# START OF Data lines

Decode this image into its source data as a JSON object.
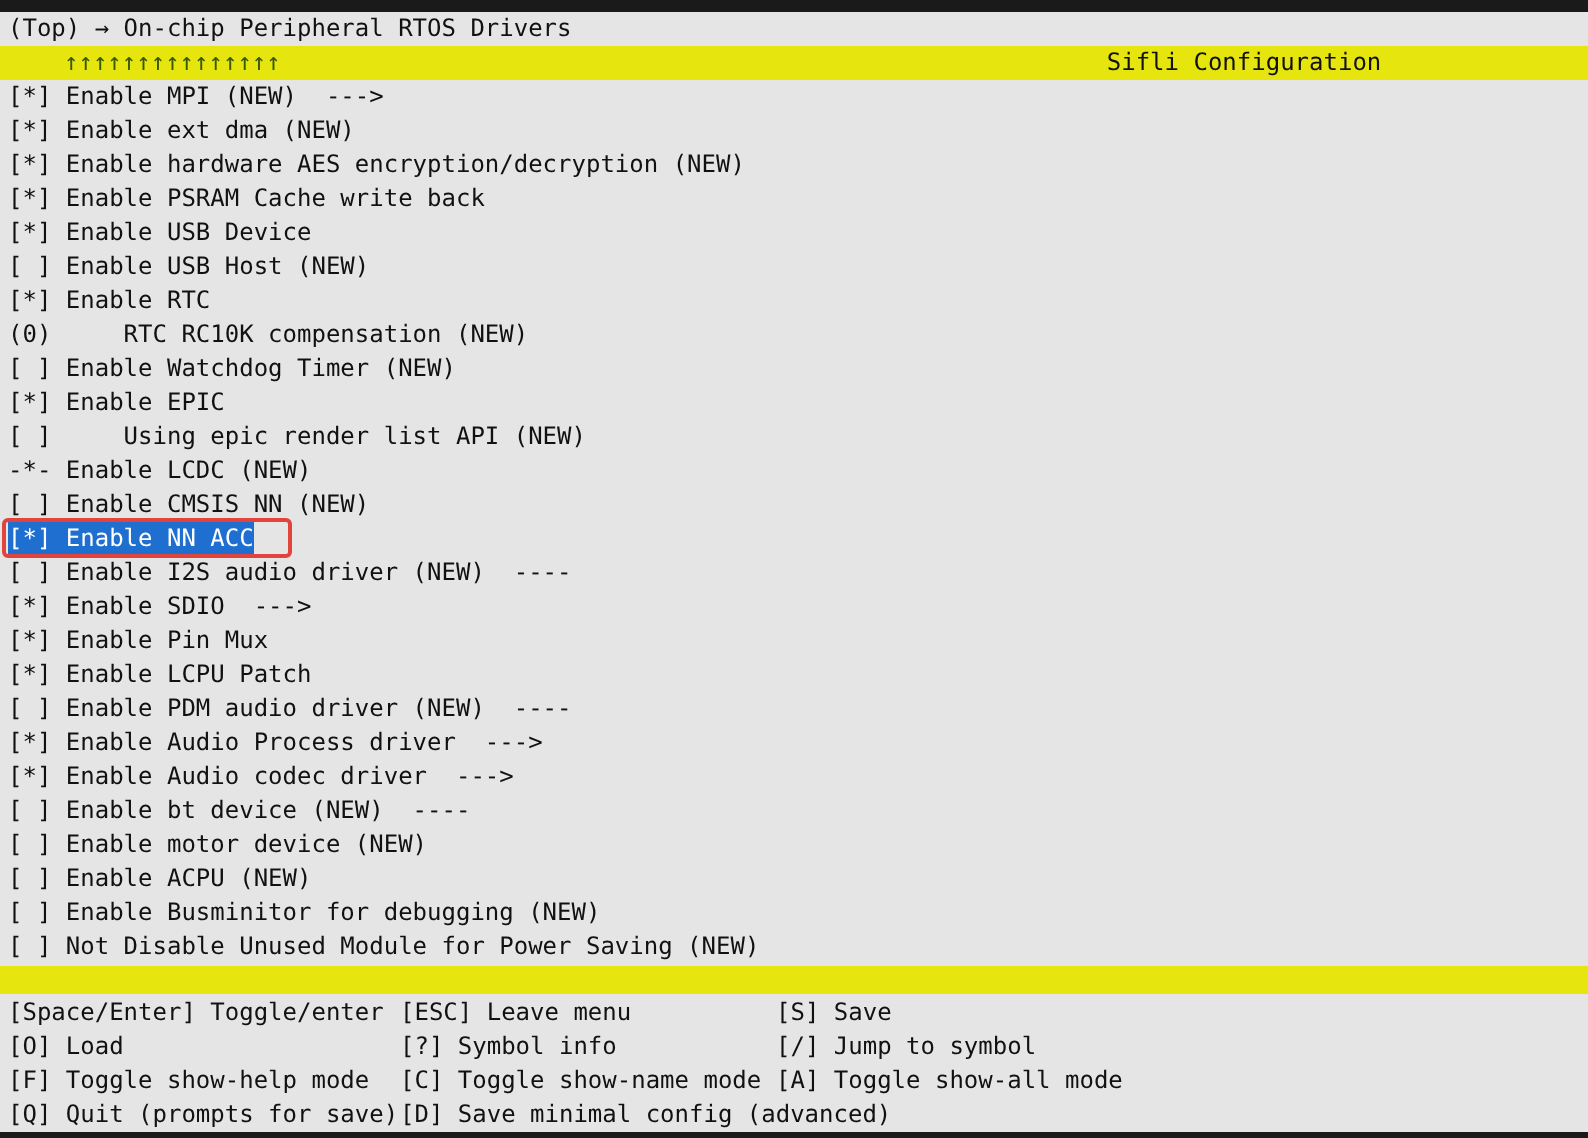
{
  "breadcrumb": "(Top) → On-chip Peripheral RTOS Drivers",
  "header": {
    "arrows": "↑↑↑↑↑↑↑↑↑↑↑↑↑↑↑",
    "title": "Sifli Configuration"
  },
  "items": [
    {
      "text": "[*] Enable MPI (NEW)  --->",
      "selected": false
    },
    {
      "text": "[*] Enable ext dma (NEW)",
      "selected": false
    },
    {
      "text": "[*] Enable hardware AES encryption/decryption (NEW)",
      "selected": false
    },
    {
      "text": "[*] Enable PSRAM Cache write back",
      "selected": false
    },
    {
      "text": "[*] Enable USB Device",
      "selected": false
    },
    {
      "text": "[ ] Enable USB Host (NEW)",
      "selected": false
    },
    {
      "text": "[*] Enable RTC",
      "selected": false
    },
    {
      "text": "(0)     RTC RC10K compensation (NEW)",
      "selected": false
    },
    {
      "text": "[ ] Enable Watchdog Timer (NEW)",
      "selected": false
    },
    {
      "text": "[*] Enable EPIC",
      "selected": false
    },
    {
      "text": "[ ]     Using epic render list API (NEW)",
      "selected": false
    },
    {
      "text": "-*- Enable LCDC (NEW)",
      "selected": false
    },
    {
      "text": "[ ] Enable CMSIS NN (NEW)",
      "selected": false
    },
    {
      "text": "[*] Enable NN ACC",
      "selected": true
    },
    {
      "text": "[ ] Enable I2S audio driver (NEW)  ----",
      "selected": false
    },
    {
      "text": "[*] Enable SDIO  --->",
      "selected": false
    },
    {
      "text": "[*] Enable Pin Mux",
      "selected": false
    },
    {
      "text": "[*] Enable LCPU Patch",
      "selected": false
    },
    {
      "text": "[ ] Enable PDM audio driver (NEW)  ----",
      "selected": false
    },
    {
      "text": "[*] Enable Audio Process driver  --->",
      "selected": false
    },
    {
      "text": "[*] Enable Audio codec driver  --->",
      "selected": false
    },
    {
      "text": "[ ] Enable bt device (NEW)  ----",
      "selected": false
    },
    {
      "text": "[ ] Enable motor device (NEW)",
      "selected": false
    },
    {
      "text": "[ ] Enable ACPU (NEW)",
      "selected": false
    },
    {
      "text": "[ ] Enable Busminitor for debugging (NEW)",
      "selected": false
    },
    {
      "text": "[ ] Not Disable Unused Module for Power Saving (NEW)",
      "selected": false
    }
  ],
  "help": [
    [
      "[Space/Enter] Toggle/enter",
      "[ESC] Leave menu",
      "[S] Save"
    ],
    [
      "[O] Load",
      "[?] Symbol info",
      "[/] Jump to symbol"
    ],
    [
      "[F] Toggle show-help mode",
      "[C] Toggle show-name mode",
      "[A] Toggle show-all mode"
    ],
    [
      "[Q] Quit (prompts for save)",
      "[D] Save minimal config (advanced)"
    ]
  ]
}
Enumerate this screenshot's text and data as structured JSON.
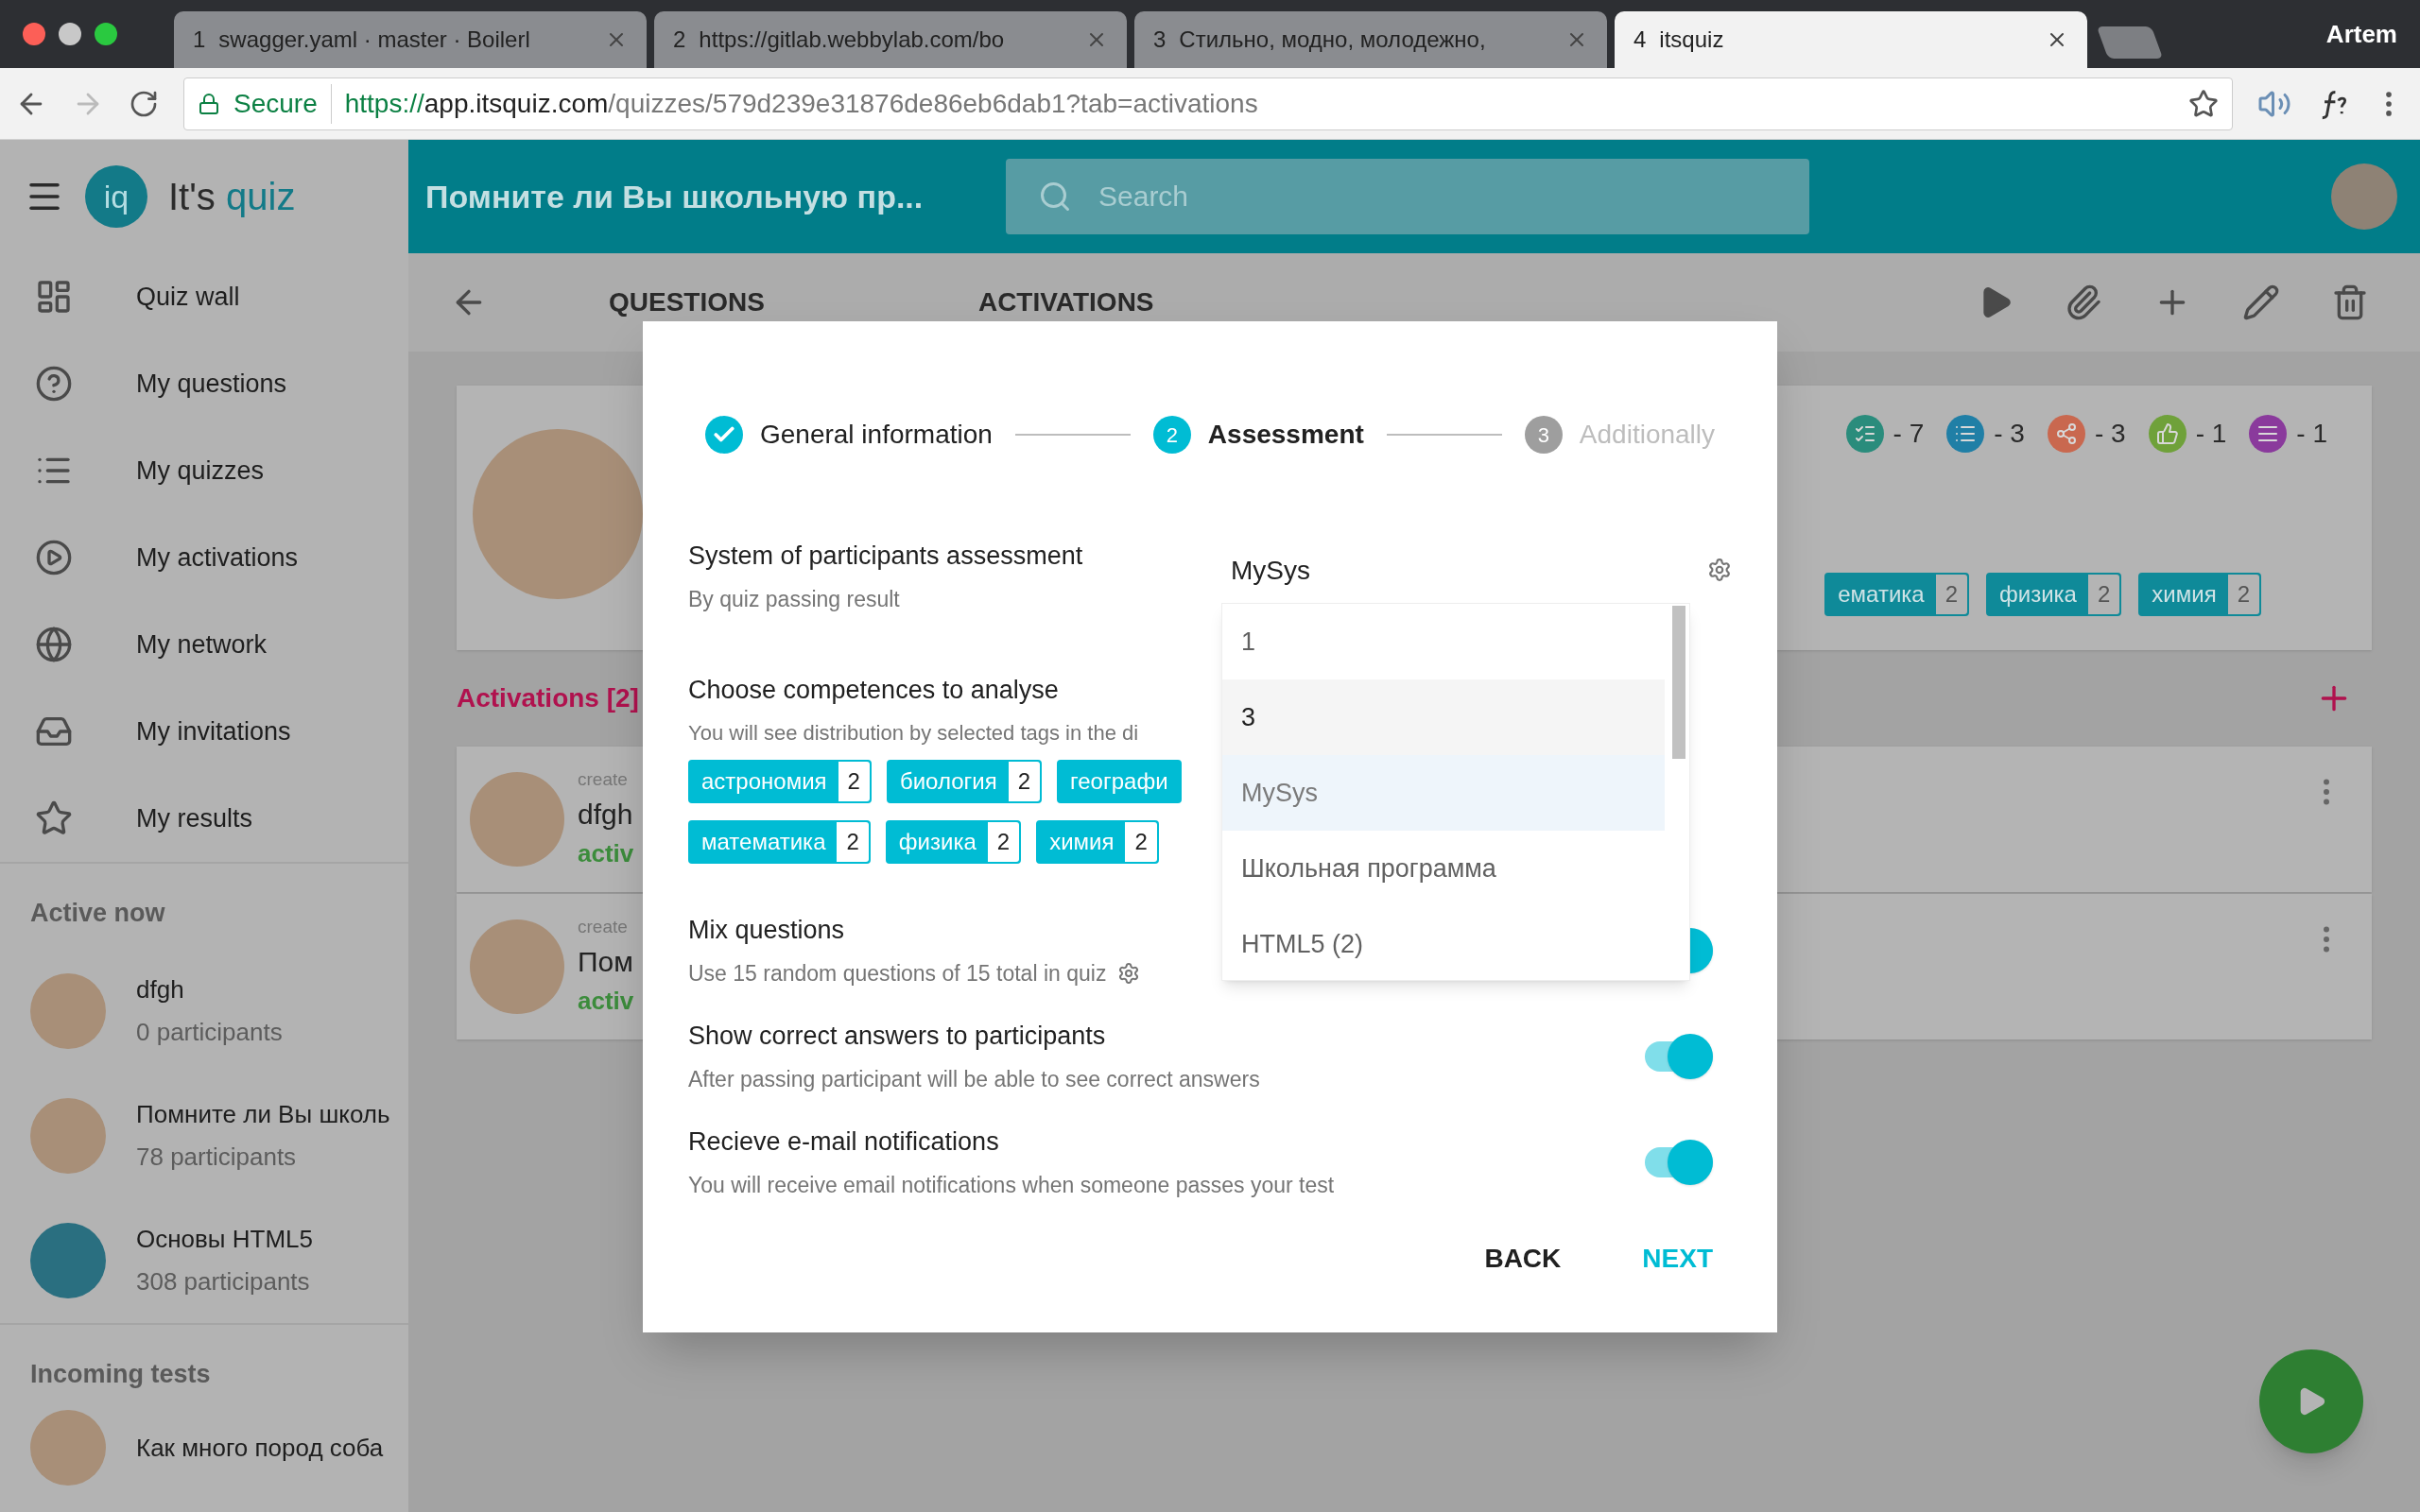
{
  "browser": {
    "tabs": [
      {
        "number": "1",
        "title": "swagger.yaml · master · Boilerl",
        "selected": false
      },
      {
        "number": "2",
        "title": "https://gitlab.webbylab.com/bo",
        "selected": false
      },
      {
        "number": "3",
        "title": "Стильно, модно, молодежно,",
        "selected": false
      },
      {
        "number": "4",
        "title": "itsquiz",
        "selected": true
      }
    ],
    "profile": "Artem",
    "secure_label": "Secure",
    "url": {
      "scheme": "https://",
      "host": "app.itsquiz.com",
      "path": "/quizzes/579d239e31876de86eb6dab1?tab=activations"
    }
  },
  "sidebar": {
    "logo": {
      "mark": "iq",
      "name": "It's",
      "accent": "quiz"
    },
    "items": [
      {
        "label": "Quiz wall"
      },
      {
        "label": "My questions"
      },
      {
        "label": "My quizzes"
      },
      {
        "label": "My activations"
      },
      {
        "label": "My network"
      },
      {
        "label": "My invitations"
      },
      {
        "label": "My results"
      }
    ],
    "sections": [
      {
        "title": "Active now",
        "items": [
          {
            "title": "dfgh",
            "subtitle": "0 participants",
            "kind": "photo"
          },
          {
            "title": "Помните ли Вы школь",
            "subtitle": "78 participants",
            "kind": "photo"
          },
          {
            "title": "Основы HTML5",
            "subtitle": "308 participants",
            "kind": "logo"
          }
        ]
      },
      {
        "title": "Incoming tests",
        "items": [
          {
            "title": "Как много пород соба",
            "kind": "photo"
          }
        ]
      }
    ]
  },
  "header": {
    "title": "Помните ли Вы школьную пр...",
    "search_placeholder": "Search"
  },
  "toolbar": {
    "tabs": [
      {
        "label": "QUESTIONS"
      },
      {
        "label": "ACTIVATIONS"
      }
    ]
  },
  "quiz_card": {
    "stats": [
      {
        "kind": "checklist",
        "color": "#2a8c7c",
        "count": "- 7"
      },
      {
        "kind": "list",
        "color": "#207fa6",
        "count": "- 3"
      },
      {
        "kind": "share",
        "color": "#c9684f",
        "count": "- 3"
      },
      {
        "kind": "thumbs",
        "color": "#6fa13a",
        "count": "- 1"
      },
      {
        "kind": "lines",
        "color": "#8a3a9c",
        "count": "- 1"
      }
    ],
    "tags": [
      {
        "label": "ематика",
        "count": "2"
      },
      {
        "label": "физика",
        "count": "2"
      },
      {
        "label": "химия",
        "count": "2"
      }
    ]
  },
  "activations": {
    "title": "Activations [2]",
    "items": [
      {
        "created": "create",
        "title": "dfgh",
        "status": "activ"
      },
      {
        "created": "create",
        "title": "Пом",
        "status": "activ"
      }
    ]
  },
  "dialog": {
    "steps": [
      {
        "label": "General information",
        "completed": true,
        "selected": false
      },
      {
        "number": "2",
        "label": "Assessment",
        "completed": false,
        "selected": true
      },
      {
        "number": "3",
        "label": "Additionally",
        "completed": false,
        "selected": false
      }
    ],
    "assessment": {
      "title": "System of participants assessment",
      "subtitle": "By quiz passing result",
      "value": "MySys",
      "options": [
        {
          "label": "1",
          "hovered": false,
          "selected": false
        },
        {
          "label": "3",
          "hovered": true,
          "selected": false
        },
        {
          "label": "MySys",
          "hovered": false,
          "selected": true
        },
        {
          "label": "Школьная программа",
          "hovered": false,
          "selected": false
        },
        {
          "label": "HTML5 (2)",
          "hovered": false,
          "selected": false
        }
      ]
    },
    "competences": {
      "title": "Choose competences to analyse",
      "subtitle": "You will see distribution by selected tags in the di",
      "tag_rows": [
        [
          {
            "label": "астрономия",
            "count": "2"
          },
          {
            "label": "биология",
            "count": "2"
          },
          {
            "label": "географи"
          }
        ],
        [
          {
            "label": "математика",
            "count": "2"
          },
          {
            "label": "физика",
            "count": "2"
          },
          {
            "label": "химия",
            "count": "2"
          }
        ]
      ]
    },
    "settings": [
      {
        "title": "Mix questions",
        "subtitle": "Use 15 random questions of 15 total in quiz",
        "gear": true,
        "on": true
      },
      {
        "title": "Show correct answers to participants",
        "subtitle": "After passing participant will be able to see correct answers",
        "gear": false,
        "on": true
      },
      {
        "title": "Recieve e-mail notifications",
        "subtitle": "You will receive email notifications when someone passes your test",
        "gear": false,
        "on": true
      }
    ],
    "buttons": [
      {
        "label": "BACK",
        "kind": "plain"
      },
      {
        "label": "NEXT",
        "kind": "primary"
      }
    ]
  }
}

# END OF Data lines

**The problem**:
Quote the preceding records in their entirety, excluding every picture.

**Solution for this task**:
Decode this image into its source data as a JSON object.
{
  "breadcrumb": "(Top) → On-chip Peripheral RTOS Drivers",
  "header": {
    "arrows": "↑↑↑↑↑↑↑↑↑↑↑↑↑↑↑",
    "title": "Sifli Configuration"
  },
  "items": [
    {
      "text": "[*] Enable MPI (NEW)  --->",
      "selected": false
    },
    {
      "text": "[*] Enable ext dma (NEW)",
      "selected": false
    },
    {
      "text": "[*] Enable hardware AES encryption/decryption (NEW)",
      "selected": false
    },
    {
      "text": "[*] Enable PSRAM Cache write back",
      "selected": false
    },
    {
      "text": "[*] Enable USB Device",
      "selected": false
    },
    {
      "text": "[ ] Enable USB Host (NEW)",
      "selected": false
    },
    {
      "text": "[*] Enable RTC",
      "selected": false
    },
    {
      "text": "(0)     RTC RC10K compensation (NEW)",
      "selected": false
    },
    {
      "text": "[ ] Enable Watchdog Timer (NEW)",
      "selected": false
    },
    {
      "text": "[*] Enable EPIC",
      "selected": false
    },
    {
      "text": "[ ]     Using epic render list API (NEW)",
      "selected": false
    },
    {
      "text": "-*- Enable LCDC (NEW)",
      "selected": false
    },
    {
      "text": "[ ] Enable CMSIS NN (NEW)",
      "selected": false
    },
    {
      "text": "[*] Enable NN ACC",
      "selected": true
    },
    {
      "text": "[ ] Enable I2S audio driver (NEW)  ----",
      "selected": false
    },
    {
      "text": "[*] Enable SDIO  --->",
      "selected": false
    },
    {
      "text": "[*] Enable Pin Mux",
      "selected": false
    },
    {
      "text": "[*] Enable LCPU Patch",
      "selected": false
    },
    {
      "text": "[ ] Enable PDM audio driver (NEW)  ----",
      "selected": false
    },
    {
      "text": "[*] Enable Audio Process driver  --->",
      "selected": false
    },
    {
      "text": "[*] Enable Audio codec driver  --->",
      "selected": false
    },
    {
      "text": "[ ] Enable bt device (NEW)  ----",
      "selected": false
    },
    {
      "text": "[ ] Enable motor device (NEW)",
      "selected": false
    },
    {
      "text": "[ ] Enable ACPU (NEW)",
      "selected": false
    },
    {
      "text": "[ ] Enable Busminitor for debugging (NEW)",
      "selected": false
    },
    {
      "text": "[ ] Not Disable Unused Module for Power Saving (NEW)",
      "selected": false
    }
  ],
  "help": [
    [
      "[Space/Enter] Toggle/enter",
      "[ESC] Leave menu",
      "[S] Save"
    ],
    [
      "[O] Load",
      "[?] Symbol info",
      "[/] Jump to symbol"
    ],
    [
      "[F] Toggle show-help mode",
      "[C] Toggle show-name mode",
      "[A] Toggle show-all mode"
    ],
    [
      "[Q] Quit (prompts for save)",
      "[D] Save minimal config (advanced)"
    ]
  ]
}
Enumerate this screenshot's text and data as structured JSON.
{
  "browser": {
    "tabs": [
      {
        "number": "1",
        "title": "swagger.yaml · master · Boilerl",
        "selected": false
      },
      {
        "number": "2",
        "title": "https://gitlab.webbylab.com/bo",
        "selected": false
      },
      {
        "number": "3",
        "title": "Стильно, модно, молодежно,",
        "selected": false
      },
      {
        "number": "4",
        "title": "itsquiz",
        "selected": true
      }
    ],
    "profile": "Artem",
    "secure_label": "Secure",
    "url": {
      "scheme": "https://",
      "host": "app.itsquiz.com",
      "path": "/quizzes/579d239e31876de86eb6dab1?tab=activations"
    }
  },
  "sidebar": {
    "logo": {
      "mark": "iq",
      "name": "It's",
      "accent": "quiz"
    },
    "items": [
      {
        "label": "Quiz wall"
      },
      {
        "label": "My questions"
      },
      {
        "label": "My quizzes"
      },
      {
        "label": "My activations"
      },
      {
        "label": "My network"
      },
      {
        "label": "My invitations"
      },
      {
        "label": "My results"
      }
    ],
    "sections": [
      {
        "title": "Active now",
        "items": [
          {
            "title": "dfgh",
            "subtitle": "0 participants",
            "kind": "photo"
          },
          {
            "title": "Помните ли Вы школь",
            "subtitle": "78 participants",
            "kind": "photo"
          },
          {
            "title": "Основы HTML5",
            "subtitle": "308 participants",
            "kind": "logo"
          }
        ]
      },
      {
        "title": "Incoming tests",
        "items": [
          {
            "title": "Как много пород соба",
            "kind": "photo"
          }
        ]
      }
    ]
  },
  "header": {
    "title": "Помните ли Вы школьную пр...",
    "search_placeholder": "Search"
  },
  "toolbar": {
    "tabs": [
      {
        "label": "QUESTIONS"
      },
      {
        "label": "ACTIVATIONS"
      }
    ]
  },
  "quiz_card": {
    "stats": [
      {
        "kind": "checklist",
        "color": "#2a8c7c",
        "count": "- 7"
      },
      {
        "kind": "list",
        "color": "#207fa6",
        "count": "- 3"
      },
      {
        "kind": "share",
        "color": "#c9684f",
        "count": "- 3"
      },
      {
        "kind": "thumbs",
        "color": "#6fa13a",
        "count": "- 1"
      },
      {
        "kind": "lines",
        "color": "#8a3a9c",
        "count": "- 1"
      }
    ],
    "tags": [
      {
        "label": "ематика",
        "count": "2"
      },
      {
        "label": "физика",
        "count": "2"
      },
      {
        "label": "химия",
        "count": "2"
      }
    ]
  },
  "activations": {
    "title": "Activations [2]",
    "items": [
      {
        "created": "create",
        "title": "dfgh",
        "status": "activ"
      },
      {
        "created": "create",
        "title": "Пом",
        "status": "activ"
      }
    ]
  },
  "dialog": {
    "steps": [
      {
        "label": "General information",
        "completed": true,
        "selected": false
      },
      {
        "number": "2",
        "label": "Assessment",
        "completed": false,
        "selected": true
      },
      {
        "number": "3",
        "label": "Additionally",
        "completed": false,
        "selected": false
      }
    ],
    "assessment": {
      "title": "System of participants assessment",
      "subtitle": "By quiz passing result",
      "value": "MySys",
      "options": [
        {
          "label": "1",
          "hovered": false,
          "selected": false
        },
        {
          "label": "3",
          "hovered": true,
          "selected": false
        },
        {
          "label": "MySys",
          "hovered": false,
          "selected": true
        },
        {
          "label": "Школьная программа",
          "hovered": false,
          "selected": false
        },
        {
          "label": "HTML5 (2)",
          "hovered": false,
          "selected": false
        }
      ]
    },
    "competences": {
      "title": "Choose competences to analyse",
      "subtitle": "You will see distribution by selected tags in the di",
      "tag_rows": [
        [
          {
            "label": "астрономия",
            "count": "2"
          },
          {
            "label": "биология",
            "count": "2"
          },
          {
            "label": "географи"
          }
        ],
        [
          {
            "label": "математика",
            "count": "2"
          },
          {
            "label": "физика",
            "count": "2"
          },
          {
            "label": "химия",
            "count": "2"
          }
        ]
      ]
    },
    "settings": [
      {
        "title": "Mix questions",
        "subtitle": "Use 15 random questions of 15 total in quiz",
        "gear": true,
        "on": true
      },
      {
        "title": "Show correct answers to participants",
        "subtitle": "After passing participant will be able to see correct answers",
        "gear": false,
        "on": true
      },
      {
        "title": "Recieve e-mail notifications",
        "subtitle": "You will receive email notifications when someone passes your test",
        "gear": false,
        "on": true
      }
    ],
    "buttons": [
      {
        "label": "BACK",
        "kind": "plain"
      },
      {
        "label": "NEXT",
        "kind": "primary"
      }
    ]
  }
}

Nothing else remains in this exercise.